→ The request
For each line below that contains the string "text", copy that line.

(Data items)
========================================

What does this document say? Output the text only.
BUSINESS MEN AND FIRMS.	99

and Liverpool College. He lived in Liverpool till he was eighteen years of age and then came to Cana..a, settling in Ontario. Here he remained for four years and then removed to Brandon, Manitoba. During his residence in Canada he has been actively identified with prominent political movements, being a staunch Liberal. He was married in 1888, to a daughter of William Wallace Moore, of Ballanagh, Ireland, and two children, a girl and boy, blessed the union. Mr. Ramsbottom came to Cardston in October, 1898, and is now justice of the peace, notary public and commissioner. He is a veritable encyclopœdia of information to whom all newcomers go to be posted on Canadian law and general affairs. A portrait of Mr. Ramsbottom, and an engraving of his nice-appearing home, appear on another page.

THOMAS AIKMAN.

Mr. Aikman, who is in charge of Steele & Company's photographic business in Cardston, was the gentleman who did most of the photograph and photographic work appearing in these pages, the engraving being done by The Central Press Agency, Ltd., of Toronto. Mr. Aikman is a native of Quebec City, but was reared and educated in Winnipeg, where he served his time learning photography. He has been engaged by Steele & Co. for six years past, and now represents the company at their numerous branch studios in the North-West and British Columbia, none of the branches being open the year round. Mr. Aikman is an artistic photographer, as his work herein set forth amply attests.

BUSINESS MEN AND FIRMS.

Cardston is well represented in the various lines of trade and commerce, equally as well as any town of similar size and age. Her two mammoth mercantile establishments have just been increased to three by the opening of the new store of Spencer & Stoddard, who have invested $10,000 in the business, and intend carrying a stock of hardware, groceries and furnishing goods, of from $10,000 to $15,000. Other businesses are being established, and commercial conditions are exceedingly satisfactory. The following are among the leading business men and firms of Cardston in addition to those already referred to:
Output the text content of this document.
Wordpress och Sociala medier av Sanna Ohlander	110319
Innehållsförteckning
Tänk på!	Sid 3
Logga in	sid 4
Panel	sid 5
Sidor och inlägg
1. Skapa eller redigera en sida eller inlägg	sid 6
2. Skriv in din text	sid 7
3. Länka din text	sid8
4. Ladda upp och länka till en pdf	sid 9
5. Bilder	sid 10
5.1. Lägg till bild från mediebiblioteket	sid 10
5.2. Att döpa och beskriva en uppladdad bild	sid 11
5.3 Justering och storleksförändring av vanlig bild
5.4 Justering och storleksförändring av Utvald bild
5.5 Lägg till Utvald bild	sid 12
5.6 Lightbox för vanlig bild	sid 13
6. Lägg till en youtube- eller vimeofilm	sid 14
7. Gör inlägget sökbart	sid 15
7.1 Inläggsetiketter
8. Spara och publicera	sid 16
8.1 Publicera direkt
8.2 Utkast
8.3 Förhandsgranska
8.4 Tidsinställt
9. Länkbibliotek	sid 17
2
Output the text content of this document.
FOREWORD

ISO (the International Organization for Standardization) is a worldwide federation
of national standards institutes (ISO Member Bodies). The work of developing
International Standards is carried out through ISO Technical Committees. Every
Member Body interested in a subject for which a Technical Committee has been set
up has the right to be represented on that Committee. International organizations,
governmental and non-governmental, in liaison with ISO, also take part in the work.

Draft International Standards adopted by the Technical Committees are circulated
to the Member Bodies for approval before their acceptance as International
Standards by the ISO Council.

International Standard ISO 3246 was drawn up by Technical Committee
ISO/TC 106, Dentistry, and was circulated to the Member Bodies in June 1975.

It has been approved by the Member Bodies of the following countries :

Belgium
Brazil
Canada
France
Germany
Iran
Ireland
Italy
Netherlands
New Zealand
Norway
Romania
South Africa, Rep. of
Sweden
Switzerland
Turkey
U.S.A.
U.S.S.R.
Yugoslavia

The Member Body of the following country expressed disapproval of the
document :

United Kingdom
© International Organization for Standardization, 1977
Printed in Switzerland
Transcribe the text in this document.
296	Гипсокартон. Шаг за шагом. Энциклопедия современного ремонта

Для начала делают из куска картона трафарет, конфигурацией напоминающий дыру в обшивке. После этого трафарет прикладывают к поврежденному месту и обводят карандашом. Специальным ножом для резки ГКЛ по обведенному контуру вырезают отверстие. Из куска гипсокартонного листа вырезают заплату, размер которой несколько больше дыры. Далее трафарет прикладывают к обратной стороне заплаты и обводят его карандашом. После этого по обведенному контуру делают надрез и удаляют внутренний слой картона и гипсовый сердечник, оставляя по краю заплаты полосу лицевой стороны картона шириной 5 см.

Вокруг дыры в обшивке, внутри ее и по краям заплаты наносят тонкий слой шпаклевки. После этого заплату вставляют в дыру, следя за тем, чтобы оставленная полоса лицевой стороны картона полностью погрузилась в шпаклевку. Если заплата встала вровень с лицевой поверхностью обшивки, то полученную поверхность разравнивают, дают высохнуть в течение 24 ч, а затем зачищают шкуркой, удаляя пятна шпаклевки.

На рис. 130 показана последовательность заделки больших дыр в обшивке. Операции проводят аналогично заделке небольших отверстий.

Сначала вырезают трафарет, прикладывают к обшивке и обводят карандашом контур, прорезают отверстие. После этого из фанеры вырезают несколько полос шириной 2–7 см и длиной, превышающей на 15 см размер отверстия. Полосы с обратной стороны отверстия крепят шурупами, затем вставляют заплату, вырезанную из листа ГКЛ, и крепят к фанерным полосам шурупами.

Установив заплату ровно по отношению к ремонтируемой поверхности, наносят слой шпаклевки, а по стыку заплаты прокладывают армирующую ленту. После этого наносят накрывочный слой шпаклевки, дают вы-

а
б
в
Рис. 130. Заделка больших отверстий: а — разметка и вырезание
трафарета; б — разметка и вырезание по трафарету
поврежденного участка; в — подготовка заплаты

========================================

→ Answer to this problem
What does this document say? Output the text only.
Output the text content of this document.
2. Skriv in din text	sid 7
3. Länka din text	sid8
Output the text content of this document.
Transcribe the text in this document.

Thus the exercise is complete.